--- Start of Excerpted records ---

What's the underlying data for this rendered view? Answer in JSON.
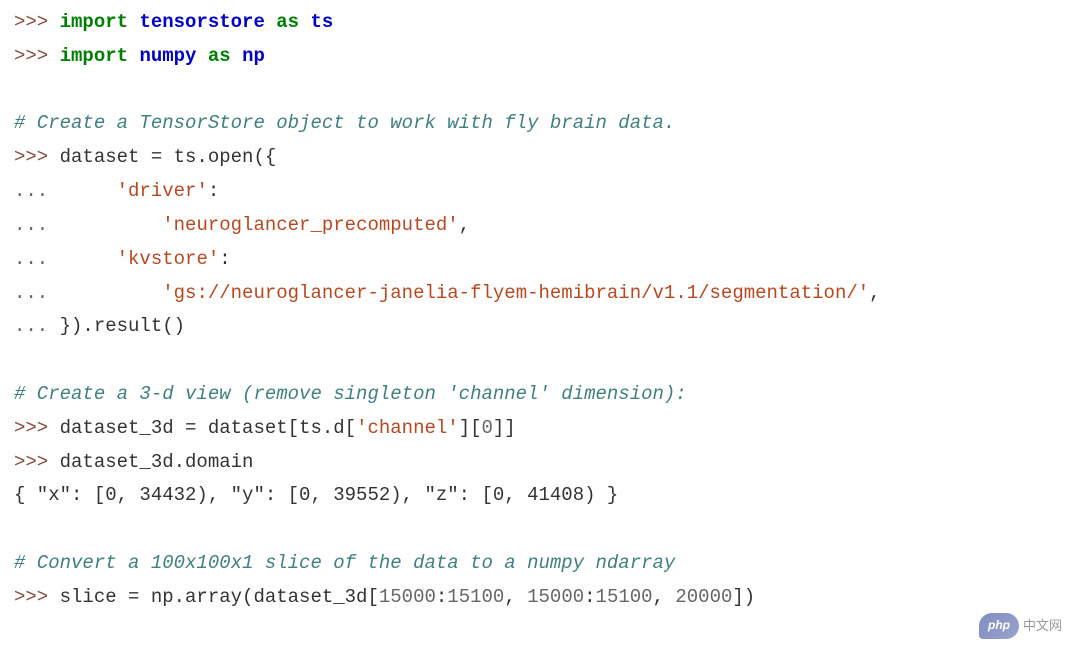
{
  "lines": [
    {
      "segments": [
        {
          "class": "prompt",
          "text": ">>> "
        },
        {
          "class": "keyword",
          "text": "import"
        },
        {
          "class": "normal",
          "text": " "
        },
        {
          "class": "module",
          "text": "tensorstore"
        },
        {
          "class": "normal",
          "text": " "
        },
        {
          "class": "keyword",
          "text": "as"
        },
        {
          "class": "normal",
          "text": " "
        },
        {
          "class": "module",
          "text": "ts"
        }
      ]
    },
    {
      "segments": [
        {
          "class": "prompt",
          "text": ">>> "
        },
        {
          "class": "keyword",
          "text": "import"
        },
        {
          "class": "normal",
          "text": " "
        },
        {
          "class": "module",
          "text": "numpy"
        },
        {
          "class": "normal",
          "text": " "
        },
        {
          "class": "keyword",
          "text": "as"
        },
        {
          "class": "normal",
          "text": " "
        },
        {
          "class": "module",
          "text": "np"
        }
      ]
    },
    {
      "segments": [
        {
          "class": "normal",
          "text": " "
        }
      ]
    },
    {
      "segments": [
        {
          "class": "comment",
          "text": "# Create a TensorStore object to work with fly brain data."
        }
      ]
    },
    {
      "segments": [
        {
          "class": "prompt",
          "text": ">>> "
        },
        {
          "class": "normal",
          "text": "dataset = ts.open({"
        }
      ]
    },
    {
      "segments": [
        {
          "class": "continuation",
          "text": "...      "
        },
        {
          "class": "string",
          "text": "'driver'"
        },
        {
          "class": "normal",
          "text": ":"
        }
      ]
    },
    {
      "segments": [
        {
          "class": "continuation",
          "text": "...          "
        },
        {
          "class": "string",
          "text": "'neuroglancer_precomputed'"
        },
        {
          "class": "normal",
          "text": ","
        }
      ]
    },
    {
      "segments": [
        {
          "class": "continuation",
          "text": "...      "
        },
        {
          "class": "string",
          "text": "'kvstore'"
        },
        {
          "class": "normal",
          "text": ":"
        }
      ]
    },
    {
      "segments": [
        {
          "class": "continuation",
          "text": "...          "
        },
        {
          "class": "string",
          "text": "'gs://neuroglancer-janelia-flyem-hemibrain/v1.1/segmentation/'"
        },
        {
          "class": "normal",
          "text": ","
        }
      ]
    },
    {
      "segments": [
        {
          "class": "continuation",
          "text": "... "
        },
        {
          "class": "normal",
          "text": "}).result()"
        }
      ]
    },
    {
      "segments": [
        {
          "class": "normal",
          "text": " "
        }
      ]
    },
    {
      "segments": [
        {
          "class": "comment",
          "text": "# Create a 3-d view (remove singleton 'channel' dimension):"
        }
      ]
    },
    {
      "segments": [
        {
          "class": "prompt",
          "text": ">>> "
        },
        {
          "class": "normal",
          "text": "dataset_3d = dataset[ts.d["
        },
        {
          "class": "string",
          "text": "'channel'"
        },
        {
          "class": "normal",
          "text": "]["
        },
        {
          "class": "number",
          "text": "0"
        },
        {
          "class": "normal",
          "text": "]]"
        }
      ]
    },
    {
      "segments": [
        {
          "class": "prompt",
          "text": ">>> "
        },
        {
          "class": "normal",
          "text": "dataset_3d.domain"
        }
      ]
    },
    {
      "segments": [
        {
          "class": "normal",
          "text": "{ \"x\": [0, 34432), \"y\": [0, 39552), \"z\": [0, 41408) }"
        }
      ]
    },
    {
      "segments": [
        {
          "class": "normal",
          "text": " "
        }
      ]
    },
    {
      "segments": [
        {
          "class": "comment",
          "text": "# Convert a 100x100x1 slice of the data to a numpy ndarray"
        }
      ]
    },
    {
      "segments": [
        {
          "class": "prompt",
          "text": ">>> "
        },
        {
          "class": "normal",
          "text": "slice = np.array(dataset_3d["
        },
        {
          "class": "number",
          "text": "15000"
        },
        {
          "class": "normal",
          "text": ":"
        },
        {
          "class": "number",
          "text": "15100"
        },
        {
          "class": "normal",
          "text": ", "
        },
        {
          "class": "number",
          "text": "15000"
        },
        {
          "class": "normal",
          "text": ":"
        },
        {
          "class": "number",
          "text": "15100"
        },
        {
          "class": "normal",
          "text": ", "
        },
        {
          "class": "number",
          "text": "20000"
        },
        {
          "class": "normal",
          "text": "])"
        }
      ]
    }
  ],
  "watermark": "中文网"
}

--- End of Excerpted records ---

▶ Required work: Output the records above exactly as they are, leaving out the pictures.

▶ Worked answer:
What's the underlying data for this rendered view? Answer in JSON.
{
  "lines": [
    {
      "segments": [
        {
          "class": "prompt",
          "text": ">>> "
        },
        {
          "class": "keyword",
          "text": "import"
        },
        {
          "class": "normal",
          "text": " "
        },
        {
          "class": "module",
          "text": "tensorstore"
        },
        {
          "class": "normal",
          "text": " "
        },
        {
          "class": "keyword",
          "text": "as"
        },
        {
          "class": "normal",
          "text": " "
        },
        {
          "class": "module",
          "text": "ts"
        }
      ]
    },
    {
      "segments": [
        {
          "class": "prompt",
          "text": ">>> "
        },
        {
          "class": "keyword",
          "text": "import"
        },
        {
          "class": "normal",
          "text": " "
        },
        {
          "class": "module",
          "text": "numpy"
        },
        {
          "class": "normal",
          "text": " "
        },
        {
          "class": "keyword",
          "text": "as"
        },
        {
          "class": "normal",
          "text": " "
        },
        {
          "class": "module",
          "text": "np"
        }
      ]
    },
    {
      "segments": [
        {
          "class": "normal",
          "text": " "
        }
      ]
    },
    {
      "segments": [
        {
          "class": "comment",
          "text": "# Create a TensorStore object to work with fly brain data."
        }
      ]
    },
    {
      "segments": [
        {
          "class": "prompt",
          "text": ">>> "
        },
        {
          "class": "normal",
          "text": "dataset = ts.open({"
        }
      ]
    },
    {
      "segments": [
        {
          "class": "continuation",
          "text": "...      "
        },
        {
          "class": "string",
          "text": "'driver'"
        },
        {
          "class": "normal",
          "text": ":"
        }
      ]
    },
    {
      "segments": [
        {
          "class": "continuation",
          "text": "...          "
        },
        {
          "class": "string",
          "text": "'neuroglancer_precomputed'"
        },
        {
          "class": "normal",
          "text": ","
        }
      ]
    },
    {
      "segments": [
        {
          "class": "continuation",
          "text": "...      "
        },
        {
          "class": "string",
          "text": "'kvstore'"
        },
        {
          "class": "normal",
          "text": ":"
        }
      ]
    },
    {
      "segments": [
        {
          "class": "continuation",
          "text": "...          "
        },
        {
          "class": "string",
          "text": "'gs://neuroglancer-janelia-flyem-hemibrain/v1.1/segmentation/'"
        },
        {
          "class": "normal",
          "text": ","
        }
      ]
    },
    {
      "segments": [
        {
          "class": "continuation",
          "text": "... "
        },
        {
          "class": "normal",
          "text": "}).result()"
        }
      ]
    },
    {
      "segments": [
        {
          "class": "normal",
          "text": " "
        }
      ]
    },
    {
      "segments": [
        {
          "class": "comment",
          "text": "# Create a 3-d view (remove singleton 'channel' dimension):"
        }
      ]
    },
    {
      "segments": [
        {
          "class": "prompt",
          "text": ">>> "
        },
        {
          "class": "normal",
          "text": "dataset_3d = dataset[ts.d["
        },
        {
          "class": "string",
          "text": "'channel'"
        },
        {
          "class": "normal",
          "text": "]["
        },
        {
          "class": "number",
          "text": "0"
        },
        {
          "class": "normal",
          "text": "]]"
        }
      ]
    },
    {
      "segments": [
        {
          "class": "prompt",
          "text": ">>> "
        },
        {
          "class": "normal",
          "text": "dataset_3d.domain"
        }
      ]
    },
    {
      "segments": [
        {
          "class": "normal",
          "text": "{ \"x\": [0, 34432), \"y\": [0, 39552), \"z\": [0, 41408) }"
        }
      ]
    },
    {
      "segments": [
        {
          "class": "normal",
          "text": " "
        }
      ]
    },
    {
      "segments": [
        {
          "class": "comment",
          "text": "# Convert a 100x100x1 slice of the data to a numpy ndarray"
        }
      ]
    },
    {
      "segments": [
        {
          "class": "prompt",
          "text": ">>> "
        },
        {
          "class": "normal",
          "text": "slice = np.array(dataset_3d["
        },
        {
          "class": "number",
          "text": "15000"
        },
        {
          "class": "normal",
          "text": ":"
        },
        {
          "class": "number",
          "text": "15100"
        },
        {
          "class": "normal",
          "text": ", "
        },
        {
          "class": "number",
          "text": "15000"
        },
        {
          "class": "normal",
          "text": ":"
        },
        {
          "class": "number",
          "text": "15100"
        },
        {
          "class": "normal",
          "text": ", "
        },
        {
          "class": "number",
          "text": "20000"
        },
        {
          "class": "normal",
          "text": "])"
        }
      ]
    }
  ],
  "watermark": "中文网"
}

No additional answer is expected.